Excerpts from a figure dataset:
○ ○ ○

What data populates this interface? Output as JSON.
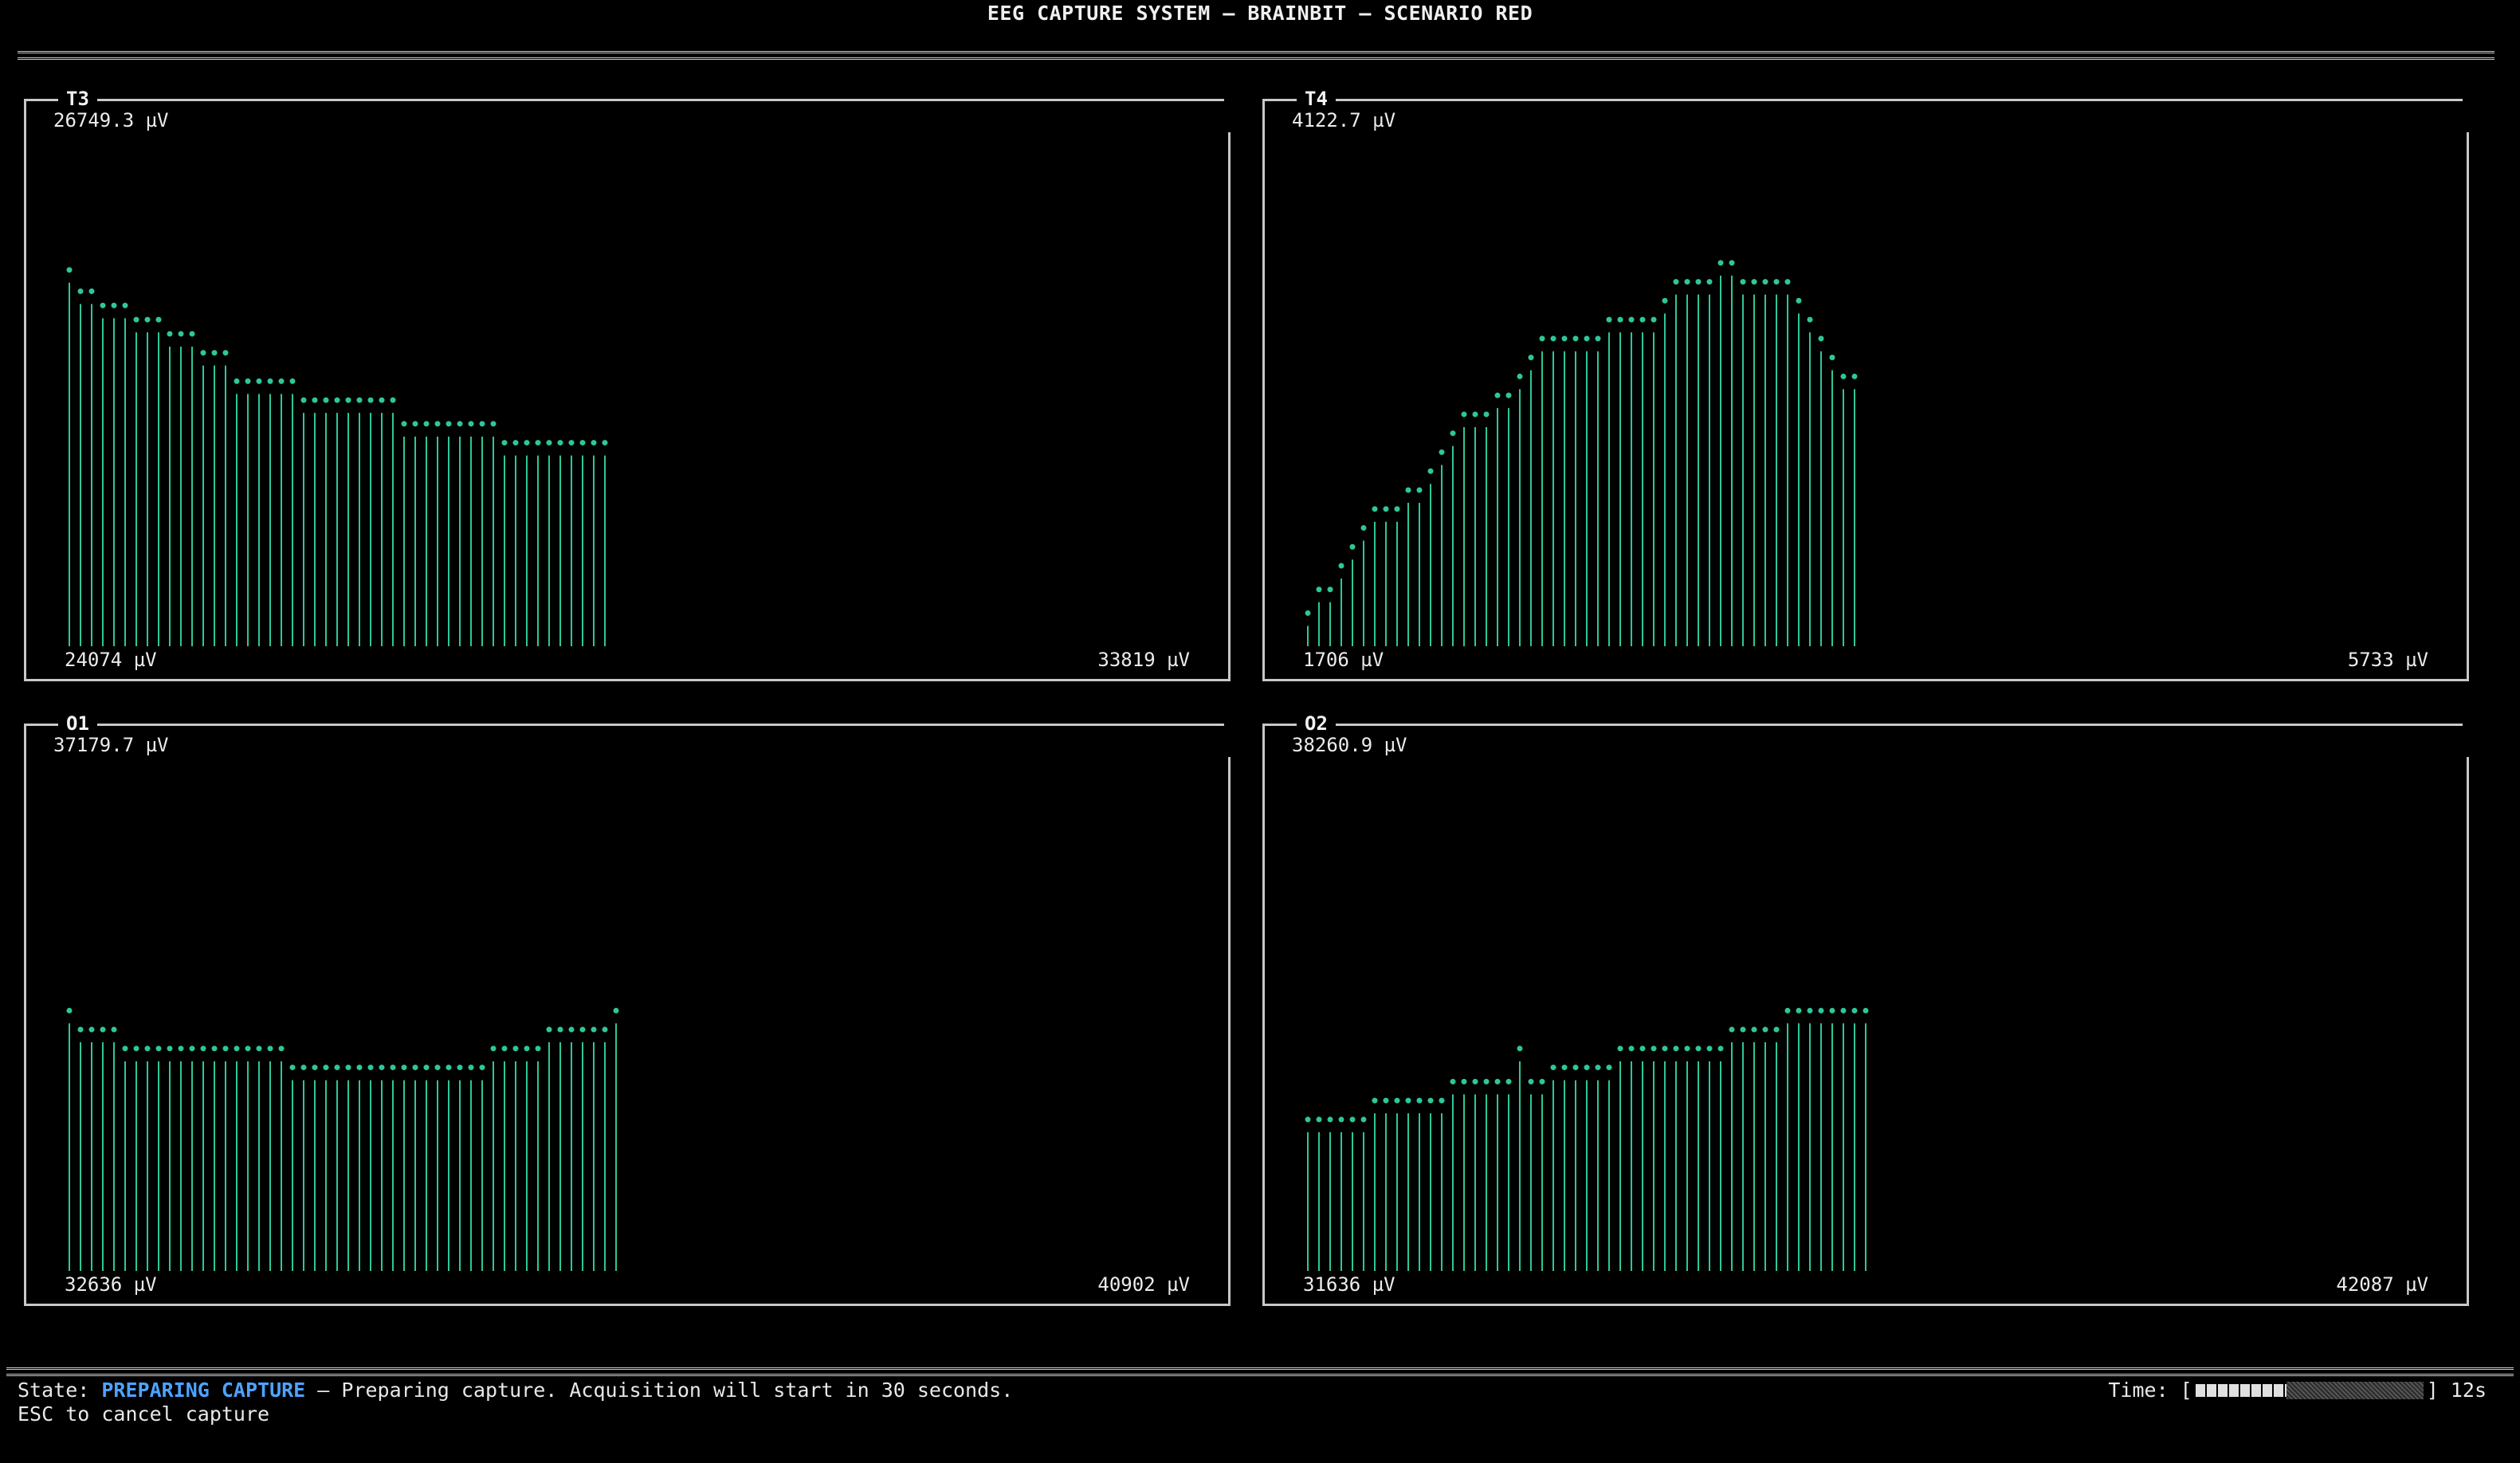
{
  "header": {
    "title": "EEG CAPTURE SYSTEM — BRAINBIT — SCENARIO RED"
  },
  "colors": {
    "background": "#000000",
    "signal": "#2ec79a",
    "border": "#c8c8c8",
    "state_accent": "#4da3ff"
  },
  "panels": [
    {
      "label": "T3",
      "peak_label": "26749.3 µV",
      "range_min": "24074 µV",
      "range_max": "33819 µV",
      "values": [
        0.795,
        0.75,
        0.75,
        0.72,
        0.72,
        0.72,
        0.69,
        0.69,
        0.69,
        0.66,
        0.66,
        0.66,
        0.62,
        0.62,
        0.62,
        0.56,
        0.56,
        0.56,
        0.56,
        0.56,
        0.56,
        0.52,
        0.52,
        0.52,
        0.52,
        0.52,
        0.52,
        0.52,
        0.52,
        0.52,
        0.47,
        0.47,
        0.47,
        0.47,
        0.47,
        0.47,
        0.47,
        0.47,
        0.47,
        0.43,
        0.43,
        0.43,
        0.43,
        0.43,
        0.43,
        0.43,
        0.43,
        0.43,
        0.43
      ]
    },
    {
      "label": "T4",
      "peak_label": "4122.7 µV",
      "range_min": "1706 µV",
      "range_max": "5733 µV",
      "values": [
        0.07,
        0.12,
        0.12,
        0.17,
        0.21,
        0.25,
        0.29,
        0.29,
        0.29,
        0.33,
        0.33,
        0.37,
        0.41,
        0.45,
        0.49,
        0.49,
        0.49,
        0.53,
        0.53,
        0.57,
        0.61,
        0.65,
        0.65,
        0.65,
        0.65,
        0.65,
        0.65,
        0.69,
        0.69,
        0.69,
        0.69,
        0.69,
        0.73,
        0.77,
        0.77,
        0.77,
        0.77,
        0.81,
        0.81,
        0.77,
        0.77,
        0.77,
        0.77,
        0.77,
        0.73,
        0.69,
        0.65,
        0.61,
        0.57,
        0.57
      ]
    },
    {
      "label": "O1",
      "peak_label": "37179.7 µV",
      "range_min": "32636 µV",
      "range_max": "40902 µV",
      "values": [
        0.55,
        0.51,
        0.51,
        0.51,
        0.51,
        0.47,
        0.47,
        0.47,
        0.47,
        0.47,
        0.47,
        0.47,
        0.47,
        0.47,
        0.47,
        0.47,
        0.47,
        0.47,
        0.47,
        0.47,
        0.43,
        0.43,
        0.43,
        0.43,
        0.43,
        0.43,
        0.43,
        0.43,
        0.43,
        0.43,
        0.43,
        0.43,
        0.43,
        0.43,
        0.43,
        0.43,
        0.43,
        0.43,
        0.47,
        0.47,
        0.47,
        0.47,
        0.47,
        0.51,
        0.51,
        0.51,
        0.51,
        0.51,
        0.51,
        0.55
      ]
    },
    {
      "label": "O2",
      "peak_label": "38260.9 µV",
      "range_min": "31636 µV",
      "range_max": "42087 µV",
      "values": [
        0.32,
        0.32,
        0.32,
        0.32,
        0.32,
        0.32,
        0.36,
        0.36,
        0.36,
        0.36,
        0.36,
        0.36,
        0.36,
        0.4,
        0.4,
        0.4,
        0.4,
        0.4,
        0.4,
        0.47,
        0.4,
        0.4,
        0.43,
        0.43,
        0.43,
        0.43,
        0.43,
        0.43,
        0.47,
        0.47,
        0.47,
        0.47,
        0.47,
        0.47,
        0.47,
        0.47,
        0.47,
        0.47,
        0.51,
        0.51,
        0.51,
        0.51,
        0.51,
        0.55,
        0.55,
        0.55,
        0.55,
        0.55,
        0.55,
        0.55,
        0.55
      ]
    }
  ],
  "status": {
    "state_label": "State: ",
    "state_value": "PREPARING CAPTURE",
    "state_message": " — Preparing capture. Acquisition will start in 30 seconds.",
    "hint": "ESC to cancel capture"
  },
  "timer": {
    "label": "Time: [",
    "close": "] ",
    "seconds": "12s",
    "progress": 0.4
  }
}
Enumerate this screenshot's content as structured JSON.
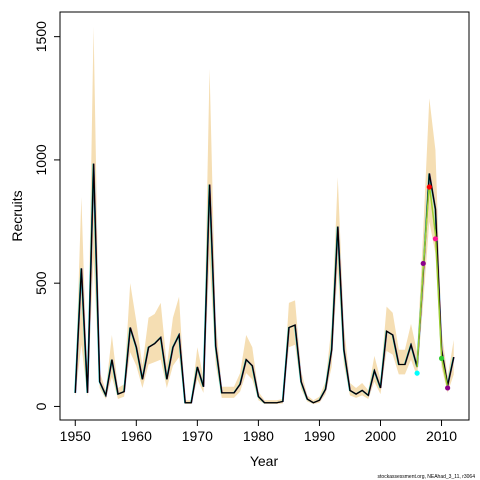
{
  "chart_data": {
    "type": "line",
    "xlabel": "Year",
    "ylabel": "Recruits",
    "footnote": "stockassessment.org, NEAhad_3_11, r3064",
    "xlim": [
      1947.5,
      2014.5
    ],
    "ylim": [
      -55,
      1600
    ],
    "x_ticks": [
      1950,
      1960,
      1970,
      1980,
      1990,
      2000,
      2010
    ],
    "y_ticks": [
      0,
      500,
      1000,
      1500
    ],
    "colors": {
      "band": "#f5deb3",
      "main_line": "#000000",
      "retro_lines": [
        "#1e90ff",
        "#ff0000",
        "#8b008b",
        "#00ced1"
      ],
      "retro_points": [
        "#00ffff",
        "#8b008b",
        "#ff0000",
        "#ff1493",
        "#32cd32",
        "#8b008b"
      ]
    },
    "series": [
      {
        "x": [
          1950,
          1951,
          1952,
          1953,
          1954,
          1955,
          1956,
          1957,
          1958,
          1959,
          1960,
          1961,
          1962,
          1963,
          1964,
          1965,
          1966,
          1967,
          1968,
          1969,
          1970,
          1971,
          1972,
          1973,
          1974,
          1975,
          1976,
          1977,
          1978,
          1979,
          1980,
          1981,
          1982,
          1983,
          1984,
          1985,
          1986,
          1987,
          1988,
          1989,
          1990,
          1991,
          1992,
          1993,
          1994,
          1995,
          1996,
          1997,
          1998,
          1999,
          2000,
          2001,
          2002,
          2003,
          2004,
          2005,
          2006,
          2007,
          2008,
          2009,
          2010,
          2011,
          2012
        ],
        "y": [
          55,
          560,
          55,
          985,
          100,
          45,
          190,
          50,
          60,
          320,
          240,
          110,
          240,
          255,
          280,
          110,
          240,
          290,
          15,
          15,
          160,
          80,
          900,
          245,
          55,
          55,
          55,
          90,
          190,
          165,
          40,
          15,
          15,
          15,
          20,
          320,
          330,
          100,
          30,
          15,
          25,
          70,
          230,
          730,
          230,
          65,
          50,
          65,
          45,
          145,
          75,
          305,
          290,
          170,
          170,
          250,
          160,
          545,
          945,
          800,
          230,
          85,
          200
        ],
        "band_lower": [
          40,
          250,
          40,
          600,
          75,
          30,
          120,
          30,
          40,
          220,
          165,
          75,
          170,
          180,
          190,
          75,
          165,
          200,
          10,
          10,
          110,
          55,
          600,
          170,
          35,
          35,
          35,
          60,
          135,
          110,
          25,
          10,
          10,
          10,
          12,
          240,
          250,
          70,
          20,
          10,
          15,
          50,
          160,
          560,
          170,
          45,
          35,
          45,
          30,
          100,
          50,
          225,
          210,
          130,
          130,
          190,
          120,
          420,
          750,
          620,
          160,
          55,
          130
        ],
        "band_upper": [
          80,
          850,
          80,
          1540,
          140,
          65,
          290,
          75,
          90,
          500,
          345,
          165,
          360,
          375,
          420,
          165,
          360,
          445,
          25,
          25,
          240,
          115,
          1370,
          350,
          80,
          80,
          80,
          135,
          290,
          240,
          60,
          25,
          25,
          25,
          30,
          420,
          430,
          145,
          45,
          25,
          40,
          100,
          330,
          930,
          330,
          95,
          75,
          95,
          65,
          205,
          110,
          405,
          380,
          230,
          230,
          335,
          220,
          710,
          1250,
          1040,
          310,
          120,
          270
        ]
      }
    ],
    "retro_points": [
      {
        "x": 2006,
        "y": 135,
        "color": "#00ffff"
      },
      {
        "x": 2007,
        "y": 580,
        "color": "#8b008b"
      },
      {
        "x": 2008,
        "y": 890,
        "color": "#ff0000"
      },
      {
        "x": 2009,
        "y": 680,
        "color": "#ff1493"
      },
      {
        "x": 2010,
        "y": 195,
        "color": "#32cd32"
      },
      {
        "x": 2011,
        "y": 75,
        "color": "#8b008b"
      }
    ],
    "retro_tail": {
      "x": [
        2006,
        2007,
        2008,
        2009,
        2010,
        2011
      ],
      "y": [
        160,
        560,
        900,
        700,
        200,
        75
      ],
      "color": "#9acd32"
    }
  }
}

○ ○ ○

GOAL OF THE EXERCISE: Look for lines containing the string "this" and copy them all.

COMPLETED TASK:
What data populates this interface? Output as JSON.
Enumerate this screenshot's content as structured JSON.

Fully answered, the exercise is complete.